Task directions | Reproduce all of the data below without alteration; exclude every picture.

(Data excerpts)
★ ★ ★

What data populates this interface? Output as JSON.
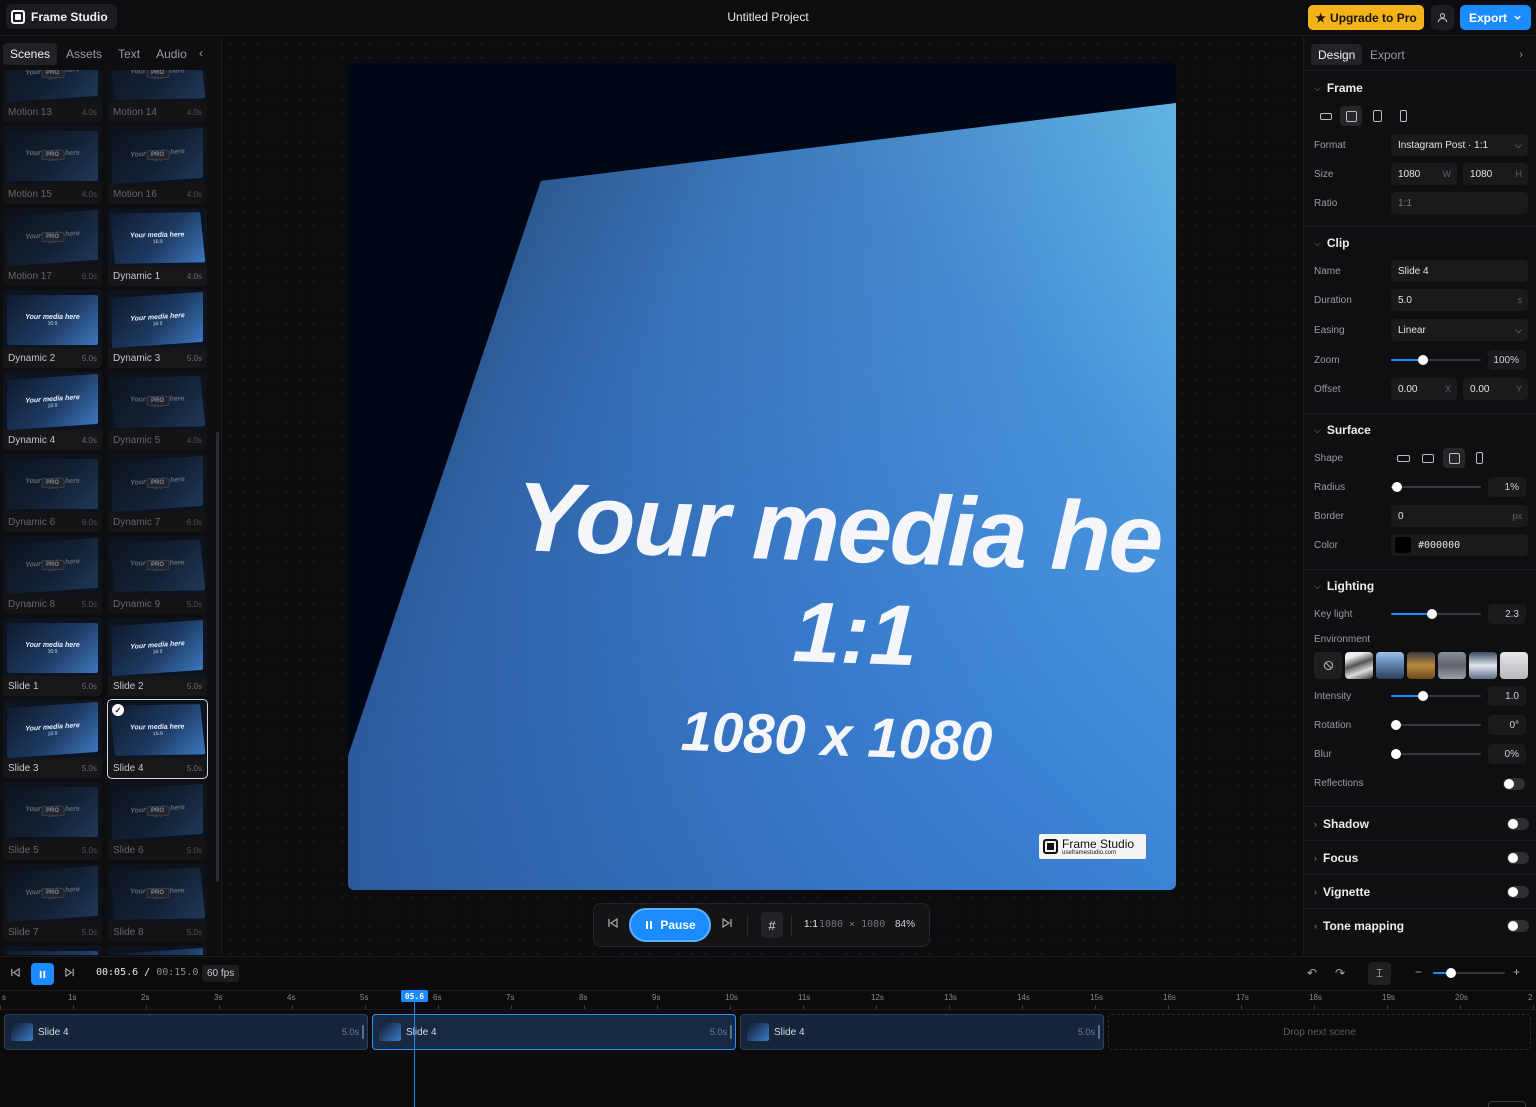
{
  "app": {
    "name": "Frame Studio",
    "project_title": "Untitled Project"
  },
  "topbar": {
    "upgrade_label": "Upgrade to Pro",
    "export_label": "Export"
  },
  "left_tabs": [
    "Scenes",
    "Assets",
    "Text",
    "Audio"
  ],
  "scenes": [
    {
      "label": "Motion 13",
      "duration": "4.0s",
      "locked": true
    },
    {
      "label": "Motion 14",
      "duration": "4.0s",
      "locked": true
    },
    {
      "label": "Motion 15",
      "duration": "4.0s",
      "locked": true
    },
    {
      "label": "Motion 16",
      "duration": "4.0s",
      "locked": true
    },
    {
      "label": "Motion 17",
      "duration": "6.0s",
      "locked": true
    },
    {
      "label": "Dynamic 1",
      "duration": "4.0s",
      "locked": false
    },
    {
      "label": "Dynamic 2",
      "duration": "5.0s",
      "locked": false
    },
    {
      "label": "Dynamic 3",
      "duration": "5.0s",
      "locked": false
    },
    {
      "label": "Dynamic 4",
      "duration": "4.0s",
      "locked": false
    },
    {
      "label": "Dynamic 5",
      "duration": "4.0s",
      "locked": true
    },
    {
      "label": "Dynamic 6",
      "duration": "6.0s",
      "locked": true
    },
    {
      "label": "Dynamic 7",
      "duration": "6.0s",
      "locked": true
    },
    {
      "label": "Dynamic 8",
      "duration": "5.0s",
      "locked": true
    },
    {
      "label": "Dynamic 9",
      "duration": "5.0s",
      "locked": true
    },
    {
      "label": "Slide 1",
      "duration": "5.0s",
      "locked": false
    },
    {
      "label": "Slide 2",
      "duration": "5.0s",
      "locked": false
    },
    {
      "label": "Slide 3",
      "duration": "5.0s",
      "locked": false
    },
    {
      "label": "Slide 4",
      "duration": "5.0s",
      "locked": false,
      "selected": true
    },
    {
      "label": "Slide 5",
      "duration": "5.0s",
      "locked": true
    },
    {
      "label": "Slide 6",
      "duration": "5.0s",
      "locked": true
    },
    {
      "label": "Slide 7",
      "duration": "5.0s",
      "locked": true
    },
    {
      "label": "Slide 8",
      "duration": "5.0s",
      "locked": true
    },
    {
      "label": "",
      "duration": "",
      "locked": false
    },
    {
      "label": "",
      "duration": "",
      "locked": false
    }
  ],
  "thumb_text": {
    "media": "Your media here",
    "ratio": "16:9",
    "pro": "PRO"
  },
  "canvas": {
    "media_text": "Your media he",
    "ratio_text": "1:1",
    "res_text": "1080 x 1080",
    "watermark_name": "Frame Studio",
    "watermark_url": "useframestudio.com"
  },
  "playbar": {
    "pause_label": "Pause",
    "ratio": "1:1",
    "dims": "1080 × 1080",
    "zoom": "84%"
  },
  "right_tabs": [
    "Design",
    "Export"
  ],
  "design": {
    "frame": {
      "title": "Frame",
      "format_label": "Format",
      "format_value": "Instagram Post · 1:1",
      "size_label": "Size",
      "width": "1080",
      "width_unit": "W",
      "height": "1080",
      "height_unit": "H",
      "ratio_label": "Ratio",
      "ratio_value": "1:1"
    },
    "clip": {
      "title": "Clip",
      "name_label": "Name",
      "name_value": "Slide 4",
      "duration_label": "Duration",
      "duration_value": "5.0",
      "duration_unit": "s",
      "easing_label": "Easing",
      "easing_value": "Linear",
      "zoom_label": "Zoom",
      "zoom_value": "100%",
      "zoom_level": 0.35,
      "offset_label": "Offset",
      "offset_x": "0.00",
      "offset_x_unit": "X",
      "offset_y": "0.00",
      "offset_y_unit": "Y"
    },
    "surface": {
      "title": "Surface",
      "shape_label": "Shape",
      "radius_label": "Radius",
      "radius_value": "1%",
      "radius_level": 0.07,
      "border_label": "Border",
      "border_value": "0",
      "border_unit": "px",
      "color_label": "Color",
      "color_value": "#000000"
    },
    "lighting": {
      "title": "Lighting",
      "keylight_label": "Key light",
      "keylight_value": "2.3",
      "keylight_level": 0.46,
      "environment_label": "Environment",
      "intensity_label": "Intensity",
      "intensity_value": "1.0",
      "intensity_level": 0.35,
      "rotation_label": "Rotation",
      "rotation_value": "0°",
      "rotation_level": 0.05,
      "blur_label": "Blur",
      "blur_value": "0%",
      "blur_level": 0.05,
      "reflections_label": "Reflections"
    },
    "collapsed": [
      "Shadow",
      "Focus",
      "Vignette",
      "Tone mapping"
    ]
  },
  "timeline": {
    "current": "00:05.6",
    "total": "00:15.0",
    "fps": "60 fps",
    "playhead_label": "05.6",
    "ticks": [
      "s",
      "1s",
      "2s",
      "3s",
      "4s",
      "5s",
      "6s",
      "7s",
      "8s",
      "9s",
      "10s",
      "11s",
      "12s",
      "13s",
      "14s",
      "15s",
      "16s",
      "17s",
      "18s",
      "19s",
      "20s",
      "2"
    ],
    "clips": [
      {
        "name": "Slide 4",
        "duration": "5.0s"
      },
      {
        "name": "Slide 4",
        "duration": "5.0s"
      },
      {
        "name": "Slide 4",
        "duration": "5.0s"
      }
    ],
    "drop_label": "Drop next scene",
    "zoom_level": 0.25
  },
  "colors": {
    "accent": "#1a8cff",
    "upgrade": "#f2b418"
  }
}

★ ★ ★

Correct output |
What data populates this interface? Output as JSON.
{
  "app": {
    "name": "Frame Studio",
    "project_title": "Untitled Project"
  },
  "topbar": {
    "upgrade_label": "Upgrade to Pro",
    "export_label": "Export"
  },
  "left_tabs": [
    "Scenes",
    "Assets",
    "Text",
    "Audio"
  ],
  "scenes": [
    {
      "label": "Motion 13",
      "duration": "4.0s",
      "locked": true
    },
    {
      "label": "Motion 14",
      "duration": "4.0s",
      "locked": true
    },
    {
      "label": "Motion 15",
      "duration": "4.0s",
      "locked": true
    },
    {
      "label": "Motion 16",
      "duration": "4.0s",
      "locked": true
    },
    {
      "label": "Motion 17",
      "duration": "6.0s",
      "locked": true
    },
    {
      "label": "Dynamic 1",
      "duration": "4.0s",
      "locked": false
    },
    {
      "label": "Dynamic 2",
      "duration": "5.0s",
      "locked": false
    },
    {
      "label": "Dynamic 3",
      "duration": "5.0s",
      "locked": false
    },
    {
      "label": "Dynamic 4",
      "duration": "4.0s",
      "locked": false
    },
    {
      "label": "Dynamic 5",
      "duration": "4.0s",
      "locked": true
    },
    {
      "label": "Dynamic 6",
      "duration": "6.0s",
      "locked": true
    },
    {
      "label": "Dynamic 7",
      "duration": "6.0s",
      "locked": true
    },
    {
      "label": "Dynamic 8",
      "duration": "5.0s",
      "locked": true
    },
    {
      "label": "Dynamic 9",
      "duration": "5.0s",
      "locked": true
    },
    {
      "label": "Slide 1",
      "duration": "5.0s",
      "locked": false
    },
    {
      "label": "Slide 2",
      "duration": "5.0s",
      "locked": false
    },
    {
      "label": "Slide 3",
      "duration": "5.0s",
      "locked": false
    },
    {
      "label": "Slide 4",
      "duration": "5.0s",
      "locked": false,
      "selected": true
    },
    {
      "label": "Slide 5",
      "duration": "5.0s",
      "locked": true
    },
    {
      "label": "Slide 6",
      "duration": "5.0s",
      "locked": true
    },
    {
      "label": "Slide 7",
      "duration": "5.0s",
      "locked": true
    },
    {
      "label": "Slide 8",
      "duration": "5.0s",
      "locked": true
    },
    {
      "label": "",
      "duration": "",
      "locked": false
    },
    {
      "label": "",
      "duration": "",
      "locked": false
    }
  ],
  "thumb_text": {
    "media": "Your media here",
    "ratio": "16:9",
    "pro": "PRO"
  },
  "canvas": {
    "media_text": "Your media he",
    "ratio_text": "1:1",
    "res_text": "1080 x 1080",
    "watermark_name": "Frame Studio",
    "watermark_url": "useframestudio.com"
  },
  "playbar": {
    "pause_label": "Pause",
    "ratio": "1:1",
    "dims": "1080 × 1080",
    "zoom": "84%"
  },
  "right_tabs": [
    "Design",
    "Export"
  ],
  "design": {
    "frame": {
      "title": "Frame",
      "format_label": "Format",
      "format_value": "Instagram Post · 1:1",
      "size_label": "Size",
      "width": "1080",
      "width_unit": "W",
      "height": "1080",
      "height_unit": "H",
      "ratio_label": "Ratio",
      "ratio_value": "1:1"
    },
    "clip": {
      "title": "Clip",
      "name_label": "Name",
      "name_value": "Slide 4",
      "duration_label": "Duration",
      "duration_value": "5.0",
      "duration_unit": "s",
      "easing_label": "Easing",
      "easing_value": "Linear",
      "zoom_label": "Zoom",
      "zoom_value": "100%",
      "zoom_level": 0.35,
      "offset_label": "Offset",
      "offset_x": "0.00",
      "offset_x_unit": "X",
      "offset_y": "0.00",
      "offset_y_unit": "Y"
    },
    "surface": {
      "title": "Surface",
      "shape_label": "Shape",
      "radius_label": "Radius",
      "radius_value": "1%",
      "radius_level": 0.07,
      "border_label": "Border",
      "border_value": "0",
      "border_unit": "px",
      "color_label": "Color",
      "color_value": "#000000"
    },
    "lighting": {
      "title": "Lighting",
      "keylight_label": "Key light",
      "keylight_value": "2.3",
      "keylight_level": 0.46,
      "environment_label": "Environment",
      "intensity_label": "Intensity",
      "intensity_value": "1.0",
      "intensity_level": 0.35,
      "rotation_label": "Rotation",
      "rotation_value": "0°",
      "rotation_level": 0.05,
      "blur_label": "Blur",
      "blur_value": "0%",
      "blur_level": 0.05,
      "reflections_label": "Reflections"
    },
    "collapsed": [
      "Shadow",
      "Focus",
      "Vignette",
      "Tone mapping"
    ]
  },
  "timeline": {
    "current": "00:05.6",
    "total": "00:15.0",
    "fps": "60 fps",
    "playhead_label": "05.6",
    "ticks": [
      "s",
      "1s",
      "2s",
      "3s",
      "4s",
      "5s",
      "6s",
      "7s",
      "8s",
      "9s",
      "10s",
      "11s",
      "12s",
      "13s",
      "14s",
      "15s",
      "16s",
      "17s",
      "18s",
      "19s",
      "20s",
      "2"
    ],
    "clips": [
      {
        "name": "Slide 4",
        "duration": "5.0s"
      },
      {
        "name": "Slide 4",
        "duration": "5.0s"
      },
      {
        "name": "Slide 4",
        "duration": "5.0s"
      }
    ],
    "drop_label": "Drop next scene",
    "zoom_level": 0.25
  },
  "colors": {
    "accent": "#1a8cff",
    "upgrade": "#f2b418"
  }
}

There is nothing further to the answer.